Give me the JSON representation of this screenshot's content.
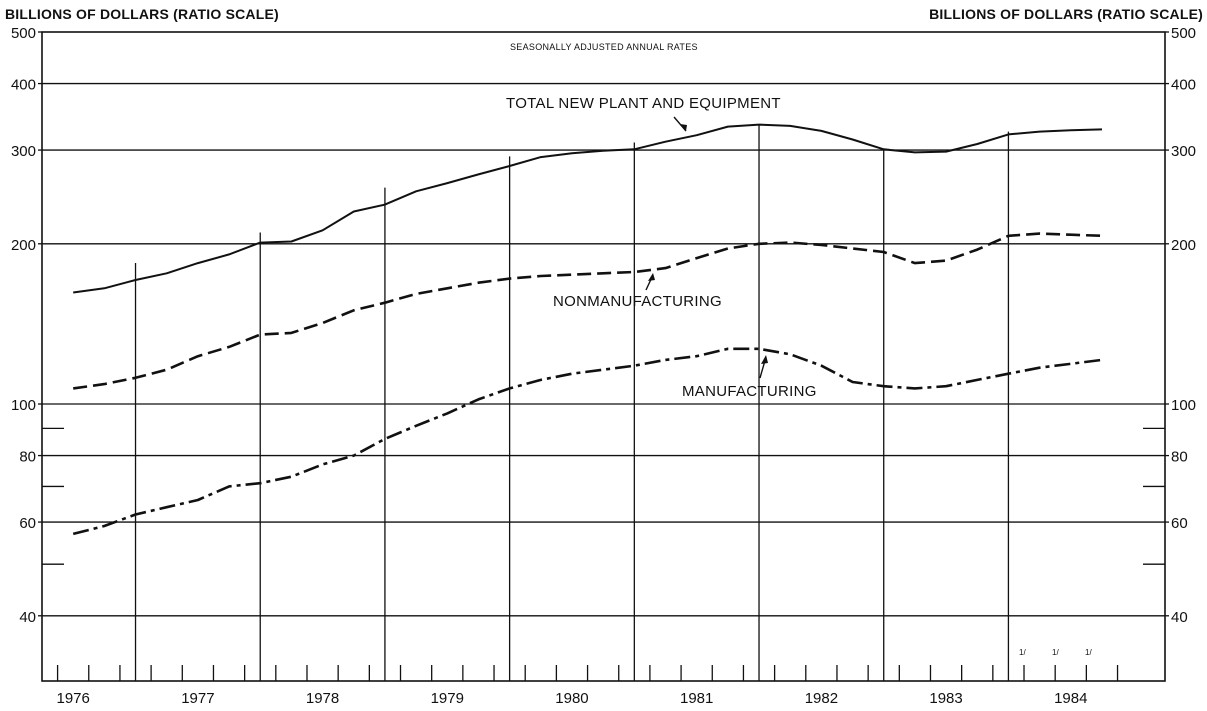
{
  "chart_data": {
    "type": "line",
    "yaxis_left_label": "BILLIONS OF DOLLARS (RATIO SCALE)",
    "yaxis_right_label": "BILLIONS OF DOLLARS (RATIO SCALE)",
    "annotation": "SEASONALLY ADJUSTED ANNUAL RATES",
    "y_scale": "log",
    "ylim": [
      30,
      500
    ],
    "xlim": [
      1975.75,
      1984.5
    ],
    "y_ticks": [
      40,
      60,
      80,
      100,
      200,
      300,
      400,
      500
    ],
    "y_minor_ticks": [
      50,
      70,
      90
    ],
    "x_ticks": [
      "1976",
      "1977",
      "1978",
      "1979",
      "1980",
      "1981",
      "1982",
      "1983",
      "1984"
    ],
    "footnote_marks": [
      "1/",
      "1/",
      "1/"
    ],
    "series": [
      {
        "name": "TOTAL NEW PLANT AND EQUIPMENT",
        "style": "solid",
        "x": [
          1976.0,
          1976.25,
          1976.5,
          1976.75,
          1977.0,
          1977.25,
          1977.5,
          1977.75,
          1978.0,
          1978.25,
          1978.5,
          1978.75,
          1979.0,
          1979.25,
          1979.5,
          1979.75,
          1980.0,
          1980.25,
          1980.5,
          1980.75,
          1981.0,
          1981.25,
          1981.5,
          1981.75,
          1982.0,
          1982.25,
          1982.5,
          1982.75,
          1983.0,
          1983.25,
          1983.5,
          1983.75,
          1984.0,
          1984.25
        ],
        "values": [
          162,
          165,
          171,
          176,
          184,
          191,
          201,
          202,
          212,
          230,
          237,
          251,
          260,
          270,
          280,
          291,
          296,
          299,
          301,
          311,
          320,
          332,
          335,
          333,
          326,
          314,
          301,
          297,
          298,
          308,
          321,
          325,
          327,
          328
        ]
      },
      {
        "name": "NONMANUFACTURING",
        "style": "dashed",
        "x": [
          1976.0,
          1976.25,
          1976.5,
          1976.75,
          1977.0,
          1977.25,
          1977.5,
          1977.75,
          1978.0,
          1978.25,
          1978.5,
          1978.75,
          1979.0,
          1979.25,
          1979.5,
          1979.75,
          1980.0,
          1980.25,
          1980.5,
          1980.75,
          1981.0,
          1981.25,
          1981.5,
          1981.75,
          1982.0,
          1982.25,
          1982.5,
          1982.75,
          1983.0,
          1983.25,
          1983.5,
          1983.75,
          1984.0,
          1984.25
        ],
        "values": [
          107,
          109,
          112,
          116,
          123,
          128,
          135,
          136,
          142,
          150,
          155,
          161,
          165,
          169,
          172,
          174,
          175,
          176,
          177,
          180,
          188,
          196,
          200,
          201,
          199,
          196,
          193,
          184,
          186,
          195,
          207,
          209,
          208,
          207
        ]
      },
      {
        "name": "MANUFACTURING",
        "style": "dash-dot",
        "x": [
          1976.0,
          1976.25,
          1976.5,
          1976.75,
          1977.0,
          1977.25,
          1977.5,
          1977.75,
          1978.0,
          1978.25,
          1978.5,
          1978.75,
          1979.0,
          1979.25,
          1979.5,
          1979.75,
          1980.0,
          1980.25,
          1980.5,
          1980.75,
          1981.0,
          1981.25,
          1981.5,
          1981.75,
          1982.0,
          1982.25,
          1982.5,
          1982.75,
          1983.0,
          1983.25,
          1983.5,
          1983.75,
          1984.0,
          1984.25
        ],
        "values": [
          57,
          59,
          62,
          64,
          66,
          70,
          71,
          73,
          77,
          80,
          86,
          91,
          96,
          102,
          107,
          111,
          114,
          116,
          118,
          121,
          123,
          127,
          127,
          124,
          118,
          110,
          108,
          107,
          108,
          111,
          114,
          117,
          119,
          121
        ]
      }
    ],
    "line_color": "#111111"
  }
}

▶ [Directions for this task]:
Leave the pictures out and copy the rest of the data exactly.

▶ [Complete answer]:
Give me the JSON representation of this screenshot's content.
{
  "chart_data": {
    "type": "line",
    "yaxis_left_label": "BILLIONS OF DOLLARS (RATIO SCALE)",
    "yaxis_right_label": "BILLIONS OF DOLLARS (RATIO SCALE)",
    "annotation": "SEASONALLY ADJUSTED ANNUAL RATES",
    "y_scale": "log",
    "ylim": [
      30,
      500
    ],
    "xlim": [
      1975.75,
      1984.5
    ],
    "y_ticks": [
      40,
      60,
      80,
      100,
      200,
      300,
      400,
      500
    ],
    "y_minor_ticks": [
      50,
      70,
      90
    ],
    "x_ticks": [
      "1976",
      "1977",
      "1978",
      "1979",
      "1980",
      "1981",
      "1982",
      "1983",
      "1984"
    ],
    "footnote_marks": [
      "1/",
      "1/",
      "1/"
    ],
    "series": [
      {
        "name": "TOTAL NEW PLANT AND EQUIPMENT",
        "style": "solid",
        "x": [
          1976.0,
          1976.25,
          1976.5,
          1976.75,
          1977.0,
          1977.25,
          1977.5,
          1977.75,
          1978.0,
          1978.25,
          1978.5,
          1978.75,
          1979.0,
          1979.25,
          1979.5,
          1979.75,
          1980.0,
          1980.25,
          1980.5,
          1980.75,
          1981.0,
          1981.25,
          1981.5,
          1981.75,
          1982.0,
          1982.25,
          1982.5,
          1982.75,
          1983.0,
          1983.25,
          1983.5,
          1983.75,
          1984.0,
          1984.25
        ],
        "values": [
          162,
          165,
          171,
          176,
          184,
          191,
          201,
          202,
          212,
          230,
          237,
          251,
          260,
          270,
          280,
          291,
          296,
          299,
          301,
          311,
          320,
          332,
          335,
          333,
          326,
          314,
          301,
          297,
          298,
          308,
          321,
          325,
          327,
          328
        ]
      },
      {
        "name": "NONMANUFACTURING",
        "style": "dashed",
        "x": [
          1976.0,
          1976.25,
          1976.5,
          1976.75,
          1977.0,
          1977.25,
          1977.5,
          1977.75,
          1978.0,
          1978.25,
          1978.5,
          1978.75,
          1979.0,
          1979.25,
          1979.5,
          1979.75,
          1980.0,
          1980.25,
          1980.5,
          1980.75,
          1981.0,
          1981.25,
          1981.5,
          1981.75,
          1982.0,
          1982.25,
          1982.5,
          1982.75,
          1983.0,
          1983.25,
          1983.5,
          1983.75,
          1984.0,
          1984.25
        ],
        "values": [
          107,
          109,
          112,
          116,
          123,
          128,
          135,
          136,
          142,
          150,
          155,
          161,
          165,
          169,
          172,
          174,
          175,
          176,
          177,
          180,
          188,
          196,
          200,
          201,
          199,
          196,
          193,
          184,
          186,
          195,
          207,
          209,
          208,
          207
        ]
      },
      {
        "name": "MANUFACTURING",
        "style": "dash-dot",
        "x": [
          1976.0,
          1976.25,
          1976.5,
          1976.75,
          1977.0,
          1977.25,
          1977.5,
          1977.75,
          1978.0,
          1978.25,
          1978.5,
          1978.75,
          1979.0,
          1979.25,
          1979.5,
          1979.75,
          1980.0,
          1980.25,
          1980.5,
          1980.75,
          1981.0,
          1981.25,
          1981.5,
          1981.75,
          1982.0,
          1982.25,
          1982.5,
          1982.75,
          1983.0,
          1983.25,
          1983.5,
          1983.75,
          1984.0,
          1984.25
        ],
        "values": [
          57,
          59,
          62,
          64,
          66,
          70,
          71,
          73,
          77,
          80,
          86,
          91,
          96,
          102,
          107,
          111,
          114,
          116,
          118,
          121,
          123,
          127,
          127,
          124,
          118,
          110,
          108,
          107,
          108,
          111,
          114,
          117,
          119,
          121
        ]
      }
    ],
    "line_color": "#111111"
  }
}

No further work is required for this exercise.